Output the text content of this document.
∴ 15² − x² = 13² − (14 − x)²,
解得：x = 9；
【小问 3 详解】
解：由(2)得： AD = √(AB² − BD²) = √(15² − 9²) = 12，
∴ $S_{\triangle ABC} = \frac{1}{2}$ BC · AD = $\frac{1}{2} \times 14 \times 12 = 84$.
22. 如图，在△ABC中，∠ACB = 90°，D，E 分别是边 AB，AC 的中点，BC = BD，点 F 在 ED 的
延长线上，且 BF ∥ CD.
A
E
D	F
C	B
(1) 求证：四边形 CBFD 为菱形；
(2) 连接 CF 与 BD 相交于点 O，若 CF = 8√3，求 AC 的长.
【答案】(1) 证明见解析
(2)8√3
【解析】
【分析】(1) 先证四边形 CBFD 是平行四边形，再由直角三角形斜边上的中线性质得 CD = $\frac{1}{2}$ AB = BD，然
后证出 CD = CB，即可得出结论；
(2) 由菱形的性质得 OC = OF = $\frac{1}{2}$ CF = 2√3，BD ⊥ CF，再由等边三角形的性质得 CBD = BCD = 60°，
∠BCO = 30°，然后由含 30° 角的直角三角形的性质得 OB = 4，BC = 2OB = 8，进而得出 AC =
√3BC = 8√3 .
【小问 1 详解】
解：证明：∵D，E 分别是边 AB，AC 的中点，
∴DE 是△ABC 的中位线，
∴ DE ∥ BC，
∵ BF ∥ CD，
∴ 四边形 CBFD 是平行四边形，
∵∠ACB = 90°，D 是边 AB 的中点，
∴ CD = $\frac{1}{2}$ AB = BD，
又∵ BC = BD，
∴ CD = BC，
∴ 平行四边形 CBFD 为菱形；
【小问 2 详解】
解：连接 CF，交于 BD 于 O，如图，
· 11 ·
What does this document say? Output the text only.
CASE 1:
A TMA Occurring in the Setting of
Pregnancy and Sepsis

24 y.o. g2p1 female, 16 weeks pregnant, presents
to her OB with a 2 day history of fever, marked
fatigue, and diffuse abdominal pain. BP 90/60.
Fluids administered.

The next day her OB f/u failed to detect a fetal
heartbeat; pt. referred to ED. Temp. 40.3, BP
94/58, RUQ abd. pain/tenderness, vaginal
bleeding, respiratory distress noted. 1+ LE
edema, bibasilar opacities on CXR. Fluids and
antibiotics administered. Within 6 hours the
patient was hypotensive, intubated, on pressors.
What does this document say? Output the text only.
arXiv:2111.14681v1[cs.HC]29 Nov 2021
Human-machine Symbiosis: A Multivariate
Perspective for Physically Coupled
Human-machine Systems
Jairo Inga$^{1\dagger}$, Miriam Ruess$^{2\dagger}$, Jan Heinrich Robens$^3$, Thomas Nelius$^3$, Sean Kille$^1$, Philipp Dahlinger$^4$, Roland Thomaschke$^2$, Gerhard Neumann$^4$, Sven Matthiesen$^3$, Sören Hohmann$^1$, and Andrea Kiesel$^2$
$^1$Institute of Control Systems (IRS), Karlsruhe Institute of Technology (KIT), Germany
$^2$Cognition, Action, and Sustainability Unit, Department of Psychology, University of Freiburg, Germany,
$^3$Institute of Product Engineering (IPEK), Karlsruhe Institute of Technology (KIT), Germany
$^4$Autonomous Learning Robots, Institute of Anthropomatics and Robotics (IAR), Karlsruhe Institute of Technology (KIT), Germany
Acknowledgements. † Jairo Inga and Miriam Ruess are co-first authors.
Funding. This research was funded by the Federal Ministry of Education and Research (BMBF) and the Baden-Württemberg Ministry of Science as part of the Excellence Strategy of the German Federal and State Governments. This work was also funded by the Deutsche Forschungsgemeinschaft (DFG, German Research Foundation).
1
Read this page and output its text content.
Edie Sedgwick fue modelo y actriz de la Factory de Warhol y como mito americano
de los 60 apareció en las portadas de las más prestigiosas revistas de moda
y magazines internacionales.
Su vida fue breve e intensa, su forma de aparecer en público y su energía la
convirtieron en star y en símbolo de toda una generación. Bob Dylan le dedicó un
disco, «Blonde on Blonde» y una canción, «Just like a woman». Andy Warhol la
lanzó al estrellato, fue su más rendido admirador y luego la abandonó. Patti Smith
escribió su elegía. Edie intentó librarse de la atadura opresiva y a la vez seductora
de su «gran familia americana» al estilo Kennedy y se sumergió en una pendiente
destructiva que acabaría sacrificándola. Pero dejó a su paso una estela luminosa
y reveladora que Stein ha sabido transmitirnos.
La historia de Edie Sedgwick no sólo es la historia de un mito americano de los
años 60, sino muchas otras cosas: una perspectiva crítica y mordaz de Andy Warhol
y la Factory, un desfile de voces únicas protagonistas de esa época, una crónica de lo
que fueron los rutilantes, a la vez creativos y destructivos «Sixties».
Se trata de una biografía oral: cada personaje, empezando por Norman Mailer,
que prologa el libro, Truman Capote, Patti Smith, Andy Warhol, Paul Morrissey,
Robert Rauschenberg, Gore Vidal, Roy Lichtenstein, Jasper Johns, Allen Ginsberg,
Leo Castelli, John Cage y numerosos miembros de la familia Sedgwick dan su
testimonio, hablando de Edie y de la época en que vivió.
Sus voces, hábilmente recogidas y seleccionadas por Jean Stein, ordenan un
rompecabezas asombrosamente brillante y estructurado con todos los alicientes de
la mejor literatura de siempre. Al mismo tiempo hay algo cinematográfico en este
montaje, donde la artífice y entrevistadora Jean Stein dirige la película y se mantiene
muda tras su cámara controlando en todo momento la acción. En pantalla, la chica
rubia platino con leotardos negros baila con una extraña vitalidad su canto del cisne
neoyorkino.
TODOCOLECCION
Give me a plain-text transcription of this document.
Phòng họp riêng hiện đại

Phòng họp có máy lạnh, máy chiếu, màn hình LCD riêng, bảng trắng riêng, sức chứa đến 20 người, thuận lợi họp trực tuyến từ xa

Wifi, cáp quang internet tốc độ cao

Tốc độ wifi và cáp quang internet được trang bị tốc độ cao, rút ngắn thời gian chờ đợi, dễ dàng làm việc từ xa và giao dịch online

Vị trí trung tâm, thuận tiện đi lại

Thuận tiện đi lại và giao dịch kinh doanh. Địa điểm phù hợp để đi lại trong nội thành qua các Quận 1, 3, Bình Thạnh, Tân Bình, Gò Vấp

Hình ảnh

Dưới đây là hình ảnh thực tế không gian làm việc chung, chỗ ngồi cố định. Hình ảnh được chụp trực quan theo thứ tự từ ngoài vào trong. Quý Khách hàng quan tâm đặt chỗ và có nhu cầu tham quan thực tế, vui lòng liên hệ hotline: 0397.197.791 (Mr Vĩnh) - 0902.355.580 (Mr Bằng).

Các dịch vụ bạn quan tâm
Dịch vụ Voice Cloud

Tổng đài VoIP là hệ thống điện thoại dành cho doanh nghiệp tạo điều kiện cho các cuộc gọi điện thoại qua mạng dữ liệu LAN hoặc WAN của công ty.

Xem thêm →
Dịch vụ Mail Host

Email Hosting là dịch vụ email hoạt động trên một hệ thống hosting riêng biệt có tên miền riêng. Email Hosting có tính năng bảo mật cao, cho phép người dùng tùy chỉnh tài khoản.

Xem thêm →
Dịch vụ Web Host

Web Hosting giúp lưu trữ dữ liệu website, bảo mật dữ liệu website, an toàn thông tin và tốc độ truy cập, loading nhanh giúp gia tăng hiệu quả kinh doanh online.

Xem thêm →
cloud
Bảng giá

++++

▶ _Aim_: Go through the entries and repeat each one exactly.

▶ _Result_:
Output the text content of this document.
∴ 15² − x² = 13² − (14 − x)²,
解得：x = 9；
【小问 3 详解】
解：由(2)得： AD = √(AB² − BD²) = √(15² − 9²) = 12，
∴ $S_{\triangle ABC} = \frac{1}{2}$ BC · AD = $\frac{1}{2} \times 14 \times 12 = 84$.
22. 如图，在△ABC中，∠ACB = 90°，D，E 分别是边 AB，AC 的中点，BC = BD，点 F 在 ED 的
延长线上，且 BF ∥ CD.
A
E
D	F
C	B
(1) 求证：四边形 CBFD 为菱形；
(2) 连接 CF 与 BD 相交于点 O，若 CF = 8√3，求 AC 的长.
【答案】(1) 证明见解析
(2)8√3
【解析】
【分析】(1) 先证四边形 CBFD 是平行四边形，再由直角三角形斜边上的中线性质得 CD = $\frac{1}{2}$ AB = BD，然
后证出 CD = CB，即可得出结论；
(2) 由菱形的性质得 OC = OF = $\frac{1}{2}$ CF = 2√3，BD ⊥ CF，再由等边三角形的性质得 CBD = BCD = 60°，
∠BCO = 30°，然后由含 30° 角的直角三角形的性质得 OB = 4，BC = 2OB = 8，进而得出 AC =
√3BC = 8√3 .
【小问 1 详解】
解：证明：∵D，E 分别是边 AB，AC 的中点，
∴DE 是△ABC 的中位线，
∴ DE ∥ BC，
∵ BF ∥ CD，
∴ 四边形 CBFD 是平行四边形，
∵∠ACB = 90°，D 是边 AB 的中点，
∴ CD = $\frac{1}{2}$ AB = BD，
又∵ BC = BD，
∴ CD = BC，
∴ 平行四边形 CBFD 为菱形；
【小问 2 详解】
解：连接 CF，交于 BD 于 O，如图，
· 11 ·
What does this document say? Output the text only.
CASE 1:
A TMA Occurring in the Setting of
Pregnancy and Sepsis

24 y.o. g2p1 female, 16 weeks pregnant, presents
to her OB with a 2 day history of fever, marked
fatigue, and diffuse abdominal pain. BP 90/60.
Fluids administered.

The next day her OB f/u failed to detect a fetal
heartbeat; pt. referred to ED. Temp. 40.3, BP
94/58, RUQ abd. pain/tenderness, vaginal
bleeding, respiratory distress noted. 1+ LE
edema, bibasilar opacities on CXR. Fluids and
antibiotics administered. Within 6 hours the
patient was hypotensive, intubated, on pressors.
What does this document say? Output the text only.
arXiv:2111.14681v1[cs.HC]29 Nov 2021
Human-machine Symbiosis: A Multivariate
Perspective for Physically Coupled
Human-machine Systems
Jairo Inga$^{1\dagger}$, Miriam Ruess$^{2\dagger}$, Jan Heinrich Robens$^3$, Thomas Nelius$^3$, Sean Kille$^1$, Philipp Dahlinger$^4$, Roland Thomaschke$^2$, Gerhard Neumann$^4$, Sven Matthiesen$^3$, Sören Hohmann$^1$, and Andrea Kiesel$^2$
$^1$Institute of Control Systems (IRS), Karlsruhe Institute of Technology (KIT), Germany
$^2$Cognition, Action, and Sustainability Unit, Department of Psychology, University of Freiburg, Germany,
$^3$Institute of Product Engineering (IPEK), Karlsruhe Institute of Technology (KIT), Germany
$^4$Autonomous Learning Robots, Institute of Anthropomatics and Robotics (IAR), Karlsruhe Institute of Technology (KIT), Germany
Acknowledgements. † Jairo Inga and Miriam Ruess are co-first authors.
Funding. This research was funded by the Federal Ministry of Education and Research (BMBF) and the Baden-Württemberg Ministry of Science as part of the Excellence Strategy of the German Federal and State Governments. This work was also funded by the Deutsche Forschungsgemeinschaft (DFG, German Research Foundation).
1
Read this page and output its text content.
Edie Sedgwick fue modelo y actriz de la Factory de Warhol y como mito americano
de los 60 apareció en las portadas de las más prestigiosas revistas de moda
y magazines internacionales.
Su vida fue breve e intensa, su forma de aparecer en público y su energía la
convirtieron en star y en símbolo de toda una generación. Bob Dylan le dedicó un
disco, «Blonde on Blonde» y una canción, «Just like a woman». Andy Warhol la
lanzó al estrellato, fue su más rendido admirador y luego la abandonó. Patti Smith
escribió su elegía. Edie intentó librarse de la atadura opresiva y a la vez seductora
de su «gran familia americana» al estilo Kennedy y se sumergió en una pendiente
destructiva que acabaría sacrificándola. Pero dejó a su paso una estela luminosa
y reveladora que Stein ha sabido transmitirnos.
La historia de Edie Sedgwick no sólo es la historia de un mito americano de los
años 60, sino muchas otras cosas: una perspectiva crítica y mordaz de Andy Warhol
y la Factory, un desfile de voces únicas protagonistas de esa época, una crónica de lo
que fueron los rutilantes, a la vez creativos y destructivos «Sixties».
Se trata de una biografía oral: cada personaje, empezando por Norman Mailer,
que prologa el libro, Truman Capote, Patti Smith, Andy Warhol, Paul Morrissey,
Robert Rauschenberg, Gore Vidal, Roy Lichtenstein, Jasper Johns, Allen Ginsberg,
Leo Castelli, John Cage y numerosos miembros de la familia Sedgwick dan su
testimonio, hablando de Edie y de la época en que vivió.
Sus voces, hábilmente recogidas y seleccionadas por Jean Stein, ordenan un
rompecabezas asombrosamente brillante y estructurado con todos los alicientes de
la mejor literatura de siempre. Al mismo tiempo hay algo cinematográfico en este
montaje, donde la artífice y entrevistadora Jean Stein dirige la película y se mantiene
muda tras su cámara controlando en todo momento la acción. En pantalla, la chica
rubia platino con leotardos negros baila con una extraña vitalidad su canto del cisne
neoyorkino.
TODOCOLECCION
Give me a plain-text transcription of this document.
Phòng họp riêng hiện đại

Phòng họp có máy lạnh, máy chiếu, màn hình LCD riêng, bảng trắng riêng, sức chứa đến 20 người, thuận lợi họp trực tuyến từ xa

Wifi, cáp quang internet tốc độ cao

Tốc độ wifi và cáp quang internet được trang bị tốc độ cao, rút ngắn thời gian chờ đợi, dễ dàng làm việc từ xa và giao dịch online

Vị trí trung tâm, thuận tiện đi lại

Thuận tiện đi lại và giao dịch kinh doanh. Địa điểm phù hợp để đi lại trong nội thành qua các Quận 1, 3, Bình Thạnh, Tân Bình, Gò Vấp

Hình ảnh

Dưới đây là hình ảnh thực tế không gian làm việc chung, chỗ ngồi cố định. Hình ảnh được chụp trực quan theo thứ tự từ ngoài vào trong. Quý Khách hàng quan tâm đặt chỗ và có nhu cầu tham quan thực tế, vui lòng liên hệ hotline: 0397.197.791 (Mr Vĩnh) - 0902.355.580 (Mr Bằng).

Các dịch vụ bạn quan tâm
Dịch vụ Voice Cloud

Tổng đài VoIP là hệ thống điện thoại dành cho doanh nghiệp tạo điều kiện cho các cuộc gọi điện thoại qua mạng dữ liệu LAN hoặc WAN của công ty.

Xem thêm →
Dịch vụ Mail Host

Email Hosting là dịch vụ email hoạt động trên một hệ thống hosting riêng biệt có tên miền riêng. Email Hosting có tính năng bảo mật cao, cho phép người dùng tùy chỉnh tài khoản.

Xem thêm →
Dịch vụ Web Host

Web Hosting giúp lưu trữ dữ liệu website, bảo mật dữ liệu website, an toàn thông tin và tốc độ truy cập, loading nhanh giúp gia tăng hiệu quả kinh doanh online.

Xem thêm →
cloud
Bảng giá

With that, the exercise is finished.